Yapılacak iş. Aşağıdaki kayıtların her satırını hiçbir değişiklik yapmadan olduğu gibi kopyalar mısın?
******************************
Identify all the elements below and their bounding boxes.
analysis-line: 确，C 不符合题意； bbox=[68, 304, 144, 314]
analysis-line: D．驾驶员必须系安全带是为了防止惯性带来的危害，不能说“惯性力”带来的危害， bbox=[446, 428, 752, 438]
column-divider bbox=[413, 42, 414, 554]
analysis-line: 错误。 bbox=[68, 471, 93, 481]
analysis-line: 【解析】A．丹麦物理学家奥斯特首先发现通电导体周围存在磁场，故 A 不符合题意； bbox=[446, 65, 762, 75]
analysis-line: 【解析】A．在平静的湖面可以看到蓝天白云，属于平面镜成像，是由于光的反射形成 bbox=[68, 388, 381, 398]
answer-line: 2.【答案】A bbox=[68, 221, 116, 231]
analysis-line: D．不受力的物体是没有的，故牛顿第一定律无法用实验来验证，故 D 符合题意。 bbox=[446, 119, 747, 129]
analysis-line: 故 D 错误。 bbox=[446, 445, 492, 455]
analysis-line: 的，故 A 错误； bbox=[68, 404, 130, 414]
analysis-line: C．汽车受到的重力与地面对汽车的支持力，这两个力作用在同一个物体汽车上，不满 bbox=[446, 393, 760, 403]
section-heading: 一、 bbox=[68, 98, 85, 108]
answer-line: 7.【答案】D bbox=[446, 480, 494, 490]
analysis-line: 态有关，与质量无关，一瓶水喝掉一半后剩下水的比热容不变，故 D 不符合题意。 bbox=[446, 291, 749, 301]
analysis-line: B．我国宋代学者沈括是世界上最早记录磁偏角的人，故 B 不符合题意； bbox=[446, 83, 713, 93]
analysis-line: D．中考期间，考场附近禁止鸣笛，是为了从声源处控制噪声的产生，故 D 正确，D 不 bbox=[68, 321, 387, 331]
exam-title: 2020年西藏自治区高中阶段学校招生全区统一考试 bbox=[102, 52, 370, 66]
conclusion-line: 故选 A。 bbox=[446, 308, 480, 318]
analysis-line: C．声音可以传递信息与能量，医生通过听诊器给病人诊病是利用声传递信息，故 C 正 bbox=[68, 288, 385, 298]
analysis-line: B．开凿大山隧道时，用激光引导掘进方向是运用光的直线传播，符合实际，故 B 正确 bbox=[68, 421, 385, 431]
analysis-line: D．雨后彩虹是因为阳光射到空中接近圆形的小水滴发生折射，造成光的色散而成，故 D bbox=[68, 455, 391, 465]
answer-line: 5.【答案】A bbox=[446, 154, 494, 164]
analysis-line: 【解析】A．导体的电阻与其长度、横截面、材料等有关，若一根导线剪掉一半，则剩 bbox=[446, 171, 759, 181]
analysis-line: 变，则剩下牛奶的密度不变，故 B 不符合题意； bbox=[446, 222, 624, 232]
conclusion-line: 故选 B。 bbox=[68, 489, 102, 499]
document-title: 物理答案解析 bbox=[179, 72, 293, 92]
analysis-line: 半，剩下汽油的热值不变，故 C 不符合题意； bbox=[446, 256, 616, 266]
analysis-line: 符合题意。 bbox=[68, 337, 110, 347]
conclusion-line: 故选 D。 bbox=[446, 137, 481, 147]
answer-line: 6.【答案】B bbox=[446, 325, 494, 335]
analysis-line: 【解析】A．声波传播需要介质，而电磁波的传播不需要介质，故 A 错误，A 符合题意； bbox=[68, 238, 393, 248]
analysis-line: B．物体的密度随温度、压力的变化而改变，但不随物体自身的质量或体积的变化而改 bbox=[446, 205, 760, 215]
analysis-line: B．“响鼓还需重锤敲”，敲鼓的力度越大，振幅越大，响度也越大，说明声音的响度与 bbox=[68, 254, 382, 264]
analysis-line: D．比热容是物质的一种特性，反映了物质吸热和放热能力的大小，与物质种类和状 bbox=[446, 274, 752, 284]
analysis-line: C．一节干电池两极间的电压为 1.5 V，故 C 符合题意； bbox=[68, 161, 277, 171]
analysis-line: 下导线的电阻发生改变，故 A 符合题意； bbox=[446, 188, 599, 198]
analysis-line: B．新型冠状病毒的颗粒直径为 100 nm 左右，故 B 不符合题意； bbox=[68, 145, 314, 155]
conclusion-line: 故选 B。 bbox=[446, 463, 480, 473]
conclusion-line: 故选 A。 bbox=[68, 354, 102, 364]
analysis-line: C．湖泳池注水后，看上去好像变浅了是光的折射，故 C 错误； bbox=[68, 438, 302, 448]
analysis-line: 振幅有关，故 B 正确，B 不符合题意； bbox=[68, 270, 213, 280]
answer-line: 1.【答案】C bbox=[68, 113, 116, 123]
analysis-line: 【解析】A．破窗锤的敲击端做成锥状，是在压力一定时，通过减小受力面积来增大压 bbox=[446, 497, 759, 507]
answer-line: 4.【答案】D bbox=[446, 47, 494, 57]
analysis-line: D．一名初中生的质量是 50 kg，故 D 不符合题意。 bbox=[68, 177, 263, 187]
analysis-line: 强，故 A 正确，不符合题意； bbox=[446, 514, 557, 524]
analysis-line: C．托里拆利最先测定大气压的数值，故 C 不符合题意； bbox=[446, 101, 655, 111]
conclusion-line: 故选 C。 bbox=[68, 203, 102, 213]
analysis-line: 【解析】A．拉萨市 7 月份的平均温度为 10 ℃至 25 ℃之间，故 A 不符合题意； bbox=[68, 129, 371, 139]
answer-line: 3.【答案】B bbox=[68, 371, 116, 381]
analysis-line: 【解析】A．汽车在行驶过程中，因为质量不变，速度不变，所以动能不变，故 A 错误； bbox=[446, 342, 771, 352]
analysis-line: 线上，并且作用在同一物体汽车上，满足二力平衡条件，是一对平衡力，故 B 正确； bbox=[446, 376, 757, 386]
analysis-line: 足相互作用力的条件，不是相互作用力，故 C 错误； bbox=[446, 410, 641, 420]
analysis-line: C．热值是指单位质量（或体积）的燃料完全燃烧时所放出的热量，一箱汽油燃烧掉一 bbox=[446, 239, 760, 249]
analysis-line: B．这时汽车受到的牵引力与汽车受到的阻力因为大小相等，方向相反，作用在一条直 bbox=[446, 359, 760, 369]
******************************
Alıştırmanın cevabı.
Identify all the elements below and their bounding boxes.
analysis-line: 确，C 不符合题意； bbox=[68, 304, 144, 314]
analysis-line: D．驾驶员必须系安全带是为了防止惯性带来的危害，不能说“惯性力”带来的危害， bbox=[446, 428, 752, 438]
column-divider bbox=[413, 42, 414, 554]
analysis-line: 错误。 bbox=[68, 471, 93, 481]
analysis-line: 【解析】A．丹麦物理学家奥斯特首先发现通电导体周围存在磁场，故 A 不符合题意； bbox=[446, 65, 762, 75]
analysis-line: 【解析】A．在平静的湖面可以看到蓝天白云，属于平面镜成像，是由于光的反射形成 bbox=[68, 388, 381, 398]
answer-line: 2.【答案】A bbox=[68, 221, 116, 231]
analysis-line: D．不受力的物体是没有的，故牛顿第一定律无法用实验来验证，故 D 符合题意。 bbox=[446, 119, 747, 129]
analysis-line: 故 D 错误。 bbox=[446, 445, 492, 455]
analysis-line: 的，故 A 错误； bbox=[68, 404, 130, 414]
analysis-line: C．汽车受到的重力与地面对汽车的支持力，这两个力作用在同一个物体汽车上，不满 bbox=[446, 393, 760, 403]
section-heading: 一、 bbox=[68, 98, 85, 108]
answer-line: 7.【答案】D bbox=[446, 480, 494, 490]
analysis-line: 态有关，与质量无关，一瓶水喝掉一半后剩下水的比热容不变，故 D 不符合题意。 bbox=[446, 291, 749, 301]
analysis-line: B．我国宋代学者沈括是世界上最早记录磁偏角的人，故 B 不符合题意； bbox=[446, 83, 713, 93]
analysis-line: D．中考期间，考场附近禁止鸣笛，是为了从声源处控制噪声的产生，故 D 正确，D 不 bbox=[68, 321, 387, 331]
exam-title: 2020年西藏自治区高中阶段学校招生全区统一考试 bbox=[102, 52, 370, 66]
conclusion-line: 故选 A。 bbox=[446, 308, 480, 318]
analysis-line: C．声音可以传递信息与能量，医生通过听诊器给病人诊病是利用声传递信息，故 C 正 bbox=[68, 288, 385, 298]
analysis-line: B．开凿大山隧道时，用激光引导掘进方向是运用光的直线传播，符合实际，故 B 正确 bbox=[68, 421, 385, 431]
analysis-line: D．雨后彩虹是因为阳光射到空中接近圆形的小水滴发生折射，造成光的色散而成，故 D bbox=[68, 455, 391, 465]
answer-line: 5.【答案】A bbox=[446, 154, 494, 164]
analysis-line: 【解析】A．导体的电阻与其长度、横截面、材料等有关，若一根导线剪掉一半，则剩 bbox=[446, 171, 759, 181]
analysis-line: 变，则剩下牛奶的密度不变，故 B 不符合题意； bbox=[446, 222, 624, 232]
conclusion-line: 故选 B。 bbox=[68, 489, 102, 499]
document-title: 物理答案解析 bbox=[179, 72, 293, 92]
analysis-line: 半，剩下汽油的热值不变，故 C 不符合题意； bbox=[446, 256, 616, 266]
analysis-line: 符合题意。 bbox=[68, 337, 110, 347]
conclusion-line: 故选 D。 bbox=[446, 137, 481, 147]
answer-line: 6.【答案】B bbox=[446, 325, 494, 335]
analysis-line: 【解析】A．声波传播需要介质，而电磁波的传播不需要介质，故 A 错误，A 符合题意； bbox=[68, 238, 393, 248]
analysis-line: B．物体的密度随温度、压力的变化而改变，但不随物体自身的质量或体积的变化而改 bbox=[446, 205, 760, 215]
analysis-line: B．“响鼓还需重锤敲”，敲鼓的力度越大，振幅越大，响度也越大，说明声音的响度与 bbox=[68, 254, 382, 264]
analysis-line: D．比热容是物质的一种特性，反映了物质吸热和放热能力的大小，与物质种类和状 bbox=[446, 274, 752, 284]
analysis-line: C．一节干电池两极间的电压为 1.5 V，故 C 符合题意； bbox=[68, 161, 277, 171]
analysis-line: 下导线的电阻发生改变，故 A 符合题意； bbox=[446, 188, 599, 198]
analysis-line: B．新型冠状病毒的颗粒直径为 100 nm 左右，故 B 不符合题意； bbox=[68, 145, 314, 155]
conclusion-line: 故选 B。 bbox=[446, 463, 480, 473]
conclusion-line: 故选 A。 bbox=[68, 354, 102, 364]
analysis-line: C．湖泳池注水后，看上去好像变浅了是光的折射，故 C 错误； bbox=[68, 438, 302, 448]
analysis-line: 振幅有关，故 B 正确，B 不符合题意； bbox=[68, 270, 213, 280]
answer-line: 1.【答案】C bbox=[68, 113, 116, 123]
analysis-line: 【解析】A．破窗锤的敲击端做成锥状，是在压力一定时，通过减小受力面积来增大压 bbox=[446, 497, 759, 507]
answer-line: 4.【答案】D bbox=[446, 47, 494, 57]
analysis-line: D．一名初中生的质量是 50 kg，故 D 不符合题意。 bbox=[68, 177, 263, 187]
analysis-line: 强，故 A 正确，不符合题意； bbox=[446, 514, 557, 524]
analysis-line: C．托里拆利最先测定大气压的数值，故 C 不符合题意； bbox=[446, 101, 655, 111]
conclusion-line: 故选 C。 bbox=[68, 203, 102, 213]
analysis-line: 【解析】A．拉萨市 7 月份的平均温度为 10 ℃至 25 ℃之间，故 A 不符合题意； bbox=[68, 129, 371, 139]
answer-line: 3.【答案】B bbox=[68, 371, 116, 381]
analysis-line: 【解析】A．汽车在行驶过程中，因为质量不变，速度不变，所以动能不变，故 A 错误； bbox=[446, 342, 771, 352]
analysis-line: 线上，并且作用在同一物体汽车上，满足二力平衡条件，是一对平衡力，故 B 正确； bbox=[446, 376, 757, 386]
analysis-line: 足相互作用力的条件，不是相互作用力，故 C 错误； bbox=[446, 410, 641, 420]
analysis-line: C．热值是指单位质量（或体积）的燃料完全燃烧时所放出的热量，一箱汽油燃烧掉一 bbox=[446, 239, 760, 249]
analysis-line: B．这时汽车受到的牵引力与汽车受到的阻力因为大小相等，方向相反，作用在一条直 bbox=[446, 359, 760, 369]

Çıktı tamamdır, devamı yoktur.